Do this:
Set down each entry exactly as given; pictures should not appear in the copy.

* start The input *

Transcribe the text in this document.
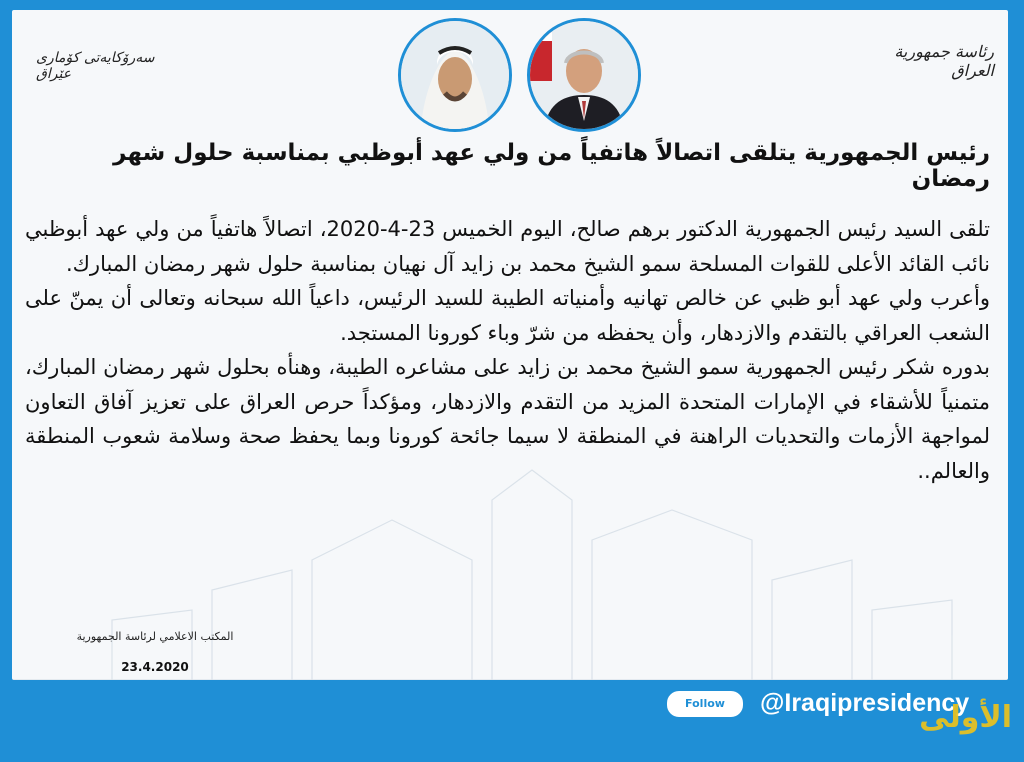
سەرۆکایەتی کۆماری عێراق
رئاسة جمهورية العراق
رئيس الجمهورية يتلقى اتصالاً هاتفياً من ولي عهد أبوظبي بمناسبة حلول شهر رمضان

تلقى السيد رئيس الجمهورية الدكتور برهم صالح، اليوم الخميس 23-4-2020، اتصالاً هاتفياً من ولي عهد أبوظبي نائب القائد الأعلى للقوات المسلحة سمو الشيخ محمد بن زايد آل نهيان بمناسبة حلول شهر رمضان المبارك.

وأعرب ولي عهد أبو ظبي عن خالص تهانيه وأمنياته الطيبة للسيد الرئيس، داعياً الله سبحانه وتعالى أن يمنّ على الشعب العراقي بالتقدم والازدهار، وأن يحفظه من شرّ وباء كورونا المستجد.

بدوره شكر رئيس الجمهورية سمو الشيخ محمد بن زايد على مشاعره الطيبة، وهنأه بحلول شهر رمضان المبارك، متمنياً للأشقاء في الإمارات المتحدة المزيد من التقدم والازدهار، ومؤكداً حرص العراق على تعزيز آفاق التعاون لمواجهة الأزمات والتحديات الراهنة في المنطقة لا سيما جائحة كورونا وبما يحفظ صحة وسلامة شعوب المنطقة والعالم..

المكتب الاعلامي لرئاسة الجمهورية
23.4.2020
Follow	@Iraqipresidency
الأولى
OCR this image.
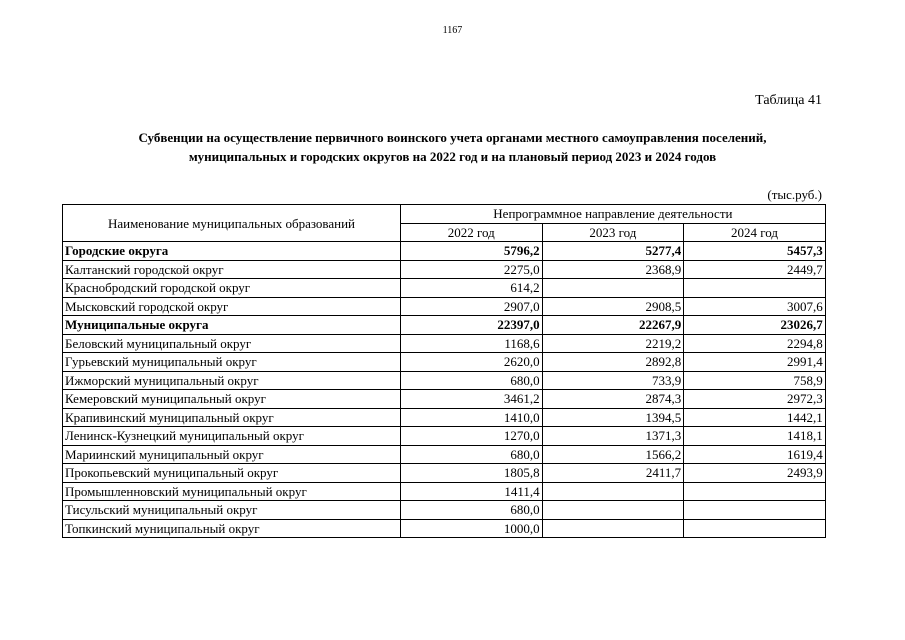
1167
Таблица 41
Субвенции на осуществление первичного воинского учета органами местного самоуправления поселений,
муниципальных и городских округов на 2022 год и на плановый период 2023 и 2024 годов
(тыс.руб.)
Наименование муниципальных образований	Непрограммное направление деятельности		
	2022 год	2023 год	2024 год
Городские округа	5796,2	5277,4	5457,3
Калтанский городской округ	2275,0	2368,9	2449,7
Краснобродский городской округ	614,2		
Мысковский городской округ	2907,0	2908,5	3007,6
Муниципальные округа	22397,0	22267,9	23026,7
Беловский муниципальный округ	1168,6	2219,2	2294,8
Гурьевский муниципальный округ	2620,0	2892,8	2991,4
Ижморский муниципальный округ	680,0	733,9	758,9
Кемеровский муниципальный округ	3461,2	2874,3	2972,3
Крапивинский муниципальный округ	1410,0	1394,5	1442,1
Ленинск-Кузнецкий муниципальный округ	1270,0	1371,3	1418,1
Мариинский муниципальный округ	680,0	1566,2	1619,4
Прокопьевский муниципальный округ	1805,8	2411,7	2493,9
Промышленновский муниципальный округ	1411,4		
Тисульский муниципальный округ	680,0		
Топкинский муниципальный округ	1000,0		
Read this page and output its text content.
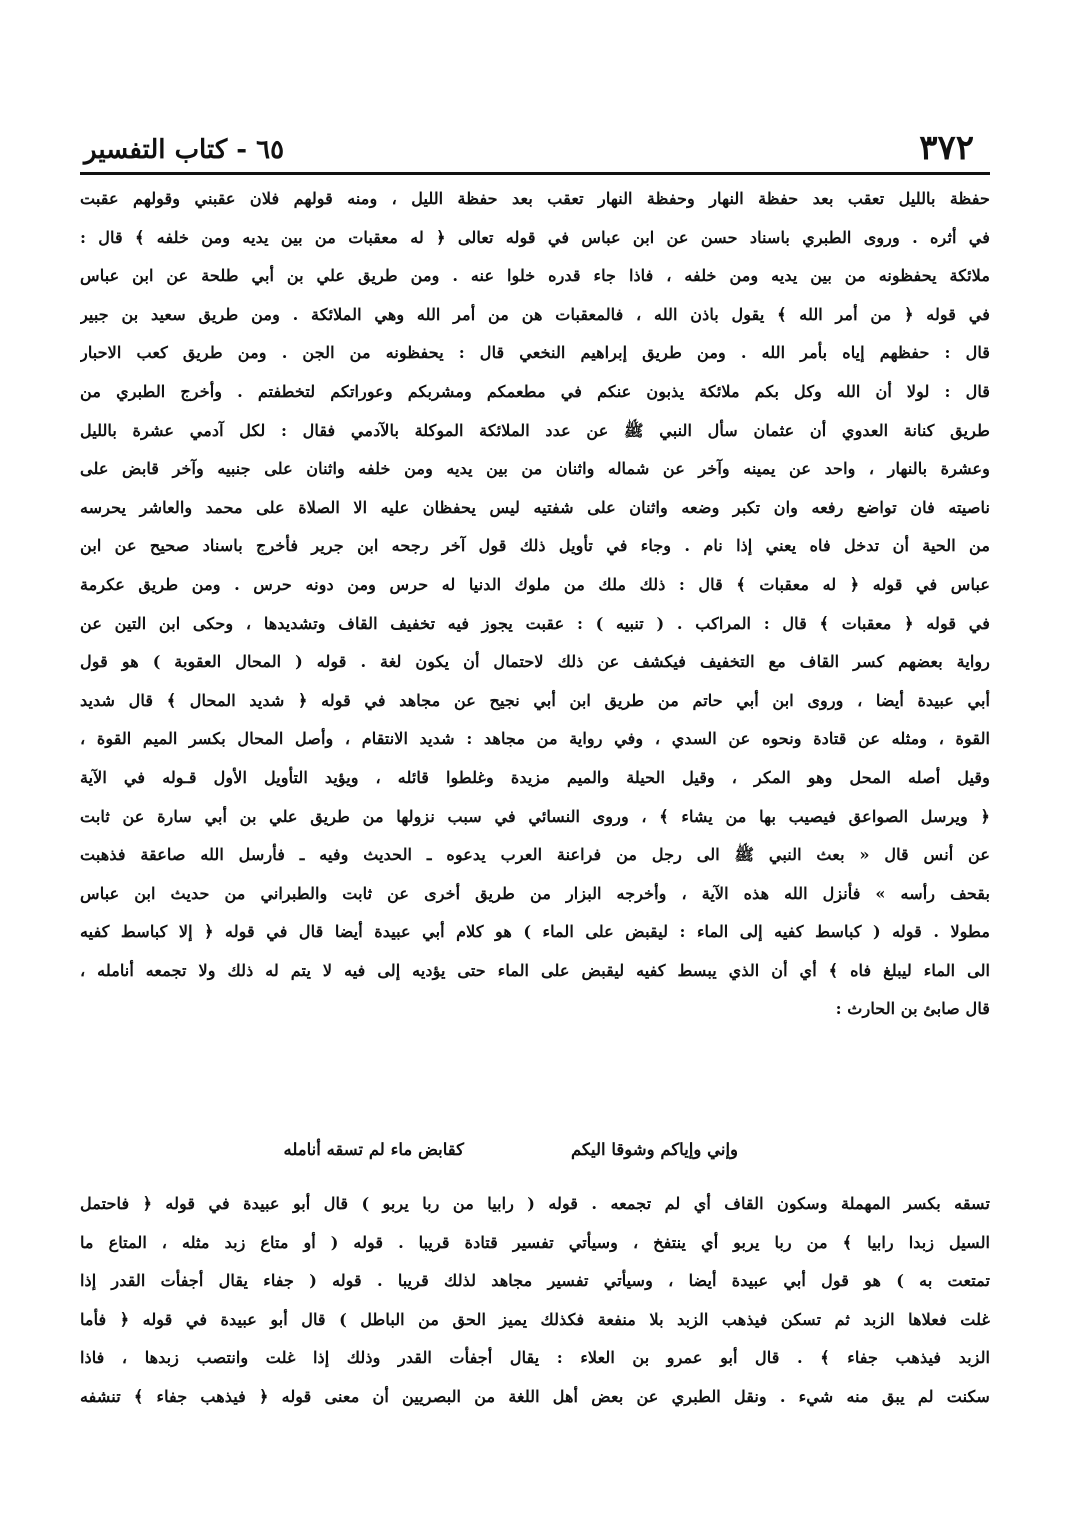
٣٧٢
٦٥ - كتاب التفسير
حفظة بالليل تعقب بعد حفظة النهار وحفظة النهار تعقب بعد حفظة الليل ، ومنه قولهم فلان عقبني وقولهم عقبت
في أثره . وروى الطبري باسناد حسن عن ابن عباس في قوله تعالى ﴿ له معقبات من بين يديه ومن خلفه ﴾ قال :
ملائكة يحفظونه من بين يديه ومن خلفه ، فاذا جاء قدره خلوا عنه . ومن طريق علي بن أبي طلحة عن ابن عباس
في قوله ﴿ من أمر الله ﴾ يقول باذن الله ، فالمعقبات هن من أمر الله وهي الملائكة . ومن طريق سعيد بن جبير
قال : حفظهم إياه بأمر الله . ومن طريق إبراهيم النخعي قال : يحفظونه من الجن . ومن طريق كعب الاحبار
قال : لولا أن الله وكل بكم ملائكة يذبون عنكم في مطعمكم ومشربكم وعوراتكم لتخطفتم . وأخرج الطبري من
طريق كنانة العدوي أن عثمان سأل النبي ﷺ عن عدد الملائكة الموكلة بالآدمي فقال : لكل آدمي عشرة بالليل
وعشرة بالنهار ، واحد عن يمينه وآخر عن شماله واثنان من بين يديه ومن خلفه واثنان على جنبيه وآخر قابض على
ناصيته فان تواضع رفعه وان تكبر وضعه واثنان على شفتيه ليس يحفظان عليه الا الصلاة على محمد والعاشر يحرسه
من الحية أن تدخل فاه يعني إذا نام . وجاء في تأويل ذلك قول آخر رجحه ابن جرير فأخرج باسناد صحيح عن ابن
عباس في قوله ﴿ له معقبات ﴾ قال : ذلك ملك من ملوك الدنيا له حرس ومن دونه حرس . ومن طريق عكرمة
في قوله ﴿ معقبات ﴾ قال : المراكب . ( تنبيه ) : عقبت يجوز فيه تخفيف القاف وتشديدها ، وحكى ابن التين عن
رواية بعضهم كسر القاف مع التخفيف فيكشف عن ذلك لاحتمال أن يكون لغة . قوله ( المحال العقوبة ) هو قول
أبي عبيدة أيضا ، وروى ابن أبي حاتم من طريق ابن أبي نجيح عن مجاهد في قوله ﴿ شديد المحال ﴾ قال شديد
القوة ، ومثله عن قتادة ونحوه عن السدي ، وفي رواية من مجاهد : شديد الانتقام ، وأصل المحال بكسر الميم القوة ،
وقيل أصله المحل وهو المكر ، وقيل الحيلة والميم مزيدة وغلطوا قائله ، ويؤيد التأويل الأول قـوله في الآية
﴿ ويرسل الصواعق فيصيب بها من يشاء ﴾ ، وروى النسائي في سبب نزولها من طريق علي بن أبي سارة عن ثابت
عن أنس قال « بعث النبي ﷺ الى رجل من فراعنة العرب يدعوه ـ الحديث وفيه ـ فأرسل الله صاعقة فذهبت
بقحف رأسه » فأنزل الله هذه الآية ، وأخرجه البزار من طريق أخرى عن ثابت والطبراني من حديث ابن عباس
مطولا . قوله ( كباسط كفيه إلى الماء : ليقبض على الماء ) هو كلام أبي عبيدة أيضا قال في قوله ﴿ إلا كباسط كفيه
الى الماء ليبلغ فاه ﴾ أي أن الذي يبسط كفيه ليقبض على الماء حتى يؤديه إلى فيه لا يتم له ذلك ولا تجمعه أنامله ،
قال صابئ بن الحارث :
وإني وإياكم وشوقا اليكم
كقابض ماء لم تسقه أنامله
تسقه بكسر المهملة وسكون القاف أي لم تجمعه . قوله ( رابيا من ربا يربو ) قال أبو عبيدة في قوله ﴿ فاحتمل
السيل زبدا رابيا ﴾ من ربا يربو أي ينتفخ ، وسيأتي تفسير قتادة قريبا . قوله ( أو متاع زبد مثله ، المتاع ما
تمتعت به ) هو قول أبي عبيدة أيضا ، وسيأتي تفسير مجاهد لذلك قريبا . قوله ( جفاء يقال أجفأت القدر إذا
غلت فعلاها الزبد ثم تسكن فيذهب الزبد بلا منفعة فكذلك يميز الحق من الباطل ) قال أبو عبيدة في قوله ﴿ فأما
الزبد فيذهب جفاء ﴾ . قال أبو عمرو بن العلاء : يقال أجفأت القدر وذلك إذا غلت وانتصب زبدها ، فاذا
سكنت لم يبق منه شيء . ونقل الطبري عن بعض أهل اللغة من البصريين أن معنى قوله ﴿ فيذهب جفاء ﴾ تنشفه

* end The input *

Exercise result:
Transcribe the text in this document.
سەرۆکایەتی کۆماری عێراق
رئاسة جمهورية العراق
رئيس الجمهورية يتلقى اتصالاً هاتفياً من ولي عهد أبوظبي بمناسبة حلول شهر رمضان

تلقى السيد رئيس الجمهورية الدكتور برهم صالح، اليوم الخميس 23-4-2020، اتصالاً هاتفياً من ولي عهد أبوظبي نائب القائد الأعلى للقوات المسلحة سمو الشيخ محمد بن زايد آل نهيان بمناسبة حلول شهر رمضان المبارك.

وأعرب ولي عهد أبو ظبي عن خالص تهانيه وأمنياته الطيبة للسيد الرئيس، داعياً الله سبحانه وتعالى أن يمنّ على الشعب العراقي بالتقدم والازدهار، وأن يحفظه من شرّ وباء كورونا المستجد.

بدوره شكر رئيس الجمهورية سمو الشيخ محمد بن زايد على مشاعره الطيبة، وهنأه بحلول شهر رمضان المبارك، متمنياً للأشقاء في الإمارات المتحدة المزيد من التقدم والازدهار، ومؤكداً حرص العراق على تعزيز آفاق التعاون لمواجهة الأزمات والتحديات الراهنة في المنطقة لا سيما جائحة كورونا وبما يحفظ صحة وسلامة شعوب المنطقة والعالم..

المكتب الاعلامي لرئاسة الجمهورية
23.4.2020
Follow	@Iraqipresidency
الأولى
OCR this image.
1167
Таблица 41
Субвенции на осуществление первичного воинского учета органами местного самоуправления поселений,
муниципальных и городских округов на 2022 год и на плановый период 2023 и 2024 годов
(тыс.руб.)
Наименование муниципальных образований	Непрограммное направление деятельности		
	2022 год	2023 год	2024 год
Городские округа	5796,2	5277,4	5457,3
Калтанский городской округ	2275,0	2368,9	2449,7
Краснобродский городской округ	614,2		
Мысковский городской округ	2907,0	2908,5	3007,6
Муниципальные округа	22397,0	22267,9	23026,7
Беловский муниципальный округ	1168,6	2219,2	2294,8
Гурьевский муниципальный округ	2620,0	2892,8	2991,4
Ижморский муниципальный округ	680,0	733,9	758,9
Кемеровский муниципальный округ	3461,2	2874,3	2972,3
Крапивинский муниципальный округ	1410,0	1394,5	1442,1
Ленинск-Кузнецкий муниципальный округ	1270,0	1371,3	1418,1
Мариинский муниципальный округ	680,0	1566,2	1619,4
Прокопьевский муниципальный округ	1805,8	2411,7	2493,9
Промышленновский муниципальный округ	1411,4		
Тисульский муниципальный округ	680,0		
Топкинский муниципальный округ	1000,0		
Read this page and output its text content.
٣٧٢
٦٥ - كتاب التفسير
حفظة بالليل تعقب بعد حفظة النهار وحفظة النهار تعقب بعد حفظة الليل ، ومنه قولهم فلان عقبني وقولهم عقبت
في أثره . وروى الطبري باسناد حسن عن ابن عباس في قوله تعالى ﴿ له معقبات من بين يديه ومن خلفه ﴾ قال :
ملائكة يحفظونه من بين يديه ومن خلفه ، فاذا جاء قدره خلوا عنه . ومن طريق علي بن أبي طلحة عن ابن عباس
في قوله ﴿ من أمر الله ﴾ يقول باذن الله ، فالمعقبات هن من أمر الله وهي الملائكة . ومن طريق سعيد بن جبير
قال : حفظهم إياه بأمر الله . ومن طريق إبراهيم النخعي قال : يحفظونه من الجن . ومن طريق كعب الاحبار
قال : لولا أن الله وكل بكم ملائكة يذبون عنكم في مطعمكم ومشربكم وعوراتكم لتخطفتم . وأخرج الطبري من
طريق كنانة العدوي أن عثمان سأل النبي ﷺ عن عدد الملائكة الموكلة بالآدمي فقال : لكل آدمي عشرة بالليل
وعشرة بالنهار ، واحد عن يمينه وآخر عن شماله واثنان من بين يديه ومن خلفه واثنان على جنبيه وآخر قابض على
ناصيته فان تواضع رفعه وان تكبر وضعه واثنان على شفتيه ليس يحفظان عليه الا الصلاة على محمد والعاشر يحرسه
من الحية أن تدخل فاه يعني إذا نام . وجاء في تأويل ذلك قول آخر رجحه ابن جرير فأخرج باسناد صحيح عن ابن
عباس في قوله ﴿ له معقبات ﴾ قال : ذلك ملك من ملوك الدنيا له حرس ومن دونه حرس . ومن طريق عكرمة
في قوله ﴿ معقبات ﴾ قال : المراكب . ( تنبيه ) : عقبت يجوز فيه تخفيف القاف وتشديدها ، وحكى ابن التين عن
رواية بعضهم كسر القاف مع التخفيف فيكشف عن ذلك لاحتمال أن يكون لغة . قوله ( المحال العقوبة ) هو قول
أبي عبيدة أيضا ، وروى ابن أبي حاتم من طريق ابن أبي نجيح عن مجاهد في قوله ﴿ شديد المحال ﴾ قال شديد
القوة ، ومثله عن قتادة ونحوه عن السدي ، وفي رواية من مجاهد : شديد الانتقام ، وأصل المحال بكسر الميم القوة ،
وقيل أصله المحل وهو المكر ، وقيل الحيلة والميم مزيدة وغلطوا قائله ، ويؤيد التأويل الأول قـوله في الآية
﴿ ويرسل الصواعق فيصيب بها من يشاء ﴾ ، وروى النسائي في سبب نزولها من طريق علي بن أبي سارة عن ثابت
عن أنس قال « بعث النبي ﷺ الى رجل من فراعنة العرب يدعوه ـ الحديث وفيه ـ فأرسل الله صاعقة فذهبت
بقحف رأسه » فأنزل الله هذه الآية ، وأخرجه البزار من طريق أخرى عن ثابت والطبراني من حديث ابن عباس
مطولا . قوله ( كباسط كفيه إلى الماء : ليقبض على الماء ) هو كلام أبي عبيدة أيضا قال في قوله ﴿ إلا كباسط كفيه
الى الماء ليبلغ فاه ﴾ أي أن الذي يبسط كفيه ليقبض على الماء حتى يؤديه إلى فيه لا يتم له ذلك ولا تجمعه أنامله ،
قال صابئ بن الحارث :
وإني وإياكم وشوقا اليكم
كقابض ماء لم تسقه أنامله
تسقه بكسر المهملة وسكون القاف أي لم تجمعه . قوله ( رابيا من ربا يربو ) قال أبو عبيدة في قوله ﴿ فاحتمل
السيل زبدا رابيا ﴾ من ربا يربو أي ينتفخ ، وسيأتي تفسير قتادة قريبا . قوله ( أو متاع زبد مثله ، المتاع ما
تمتعت به ) هو قول أبي عبيدة أيضا ، وسيأتي تفسير مجاهد لذلك قريبا . قوله ( جفاء يقال أجفأت القدر إذا
غلت فعلاها الزبد ثم تسكن فيذهب الزبد بلا منفعة فكذلك يميز الحق من الباطل ) قال أبو عبيدة في قوله ﴿ فأما
الزبد فيذهب جفاء ﴾ . قال أبو عمرو بن العلاء : يقال أجفأت القدر وذلك إذا غلت وانتصب زبدها ، فاذا
سكنت لم يبق منه شيء . ونقل الطبري عن بعض أهل اللغة من البصريين أن معنى قوله ﴿ فيذهب جفاء ﴾ تنشفه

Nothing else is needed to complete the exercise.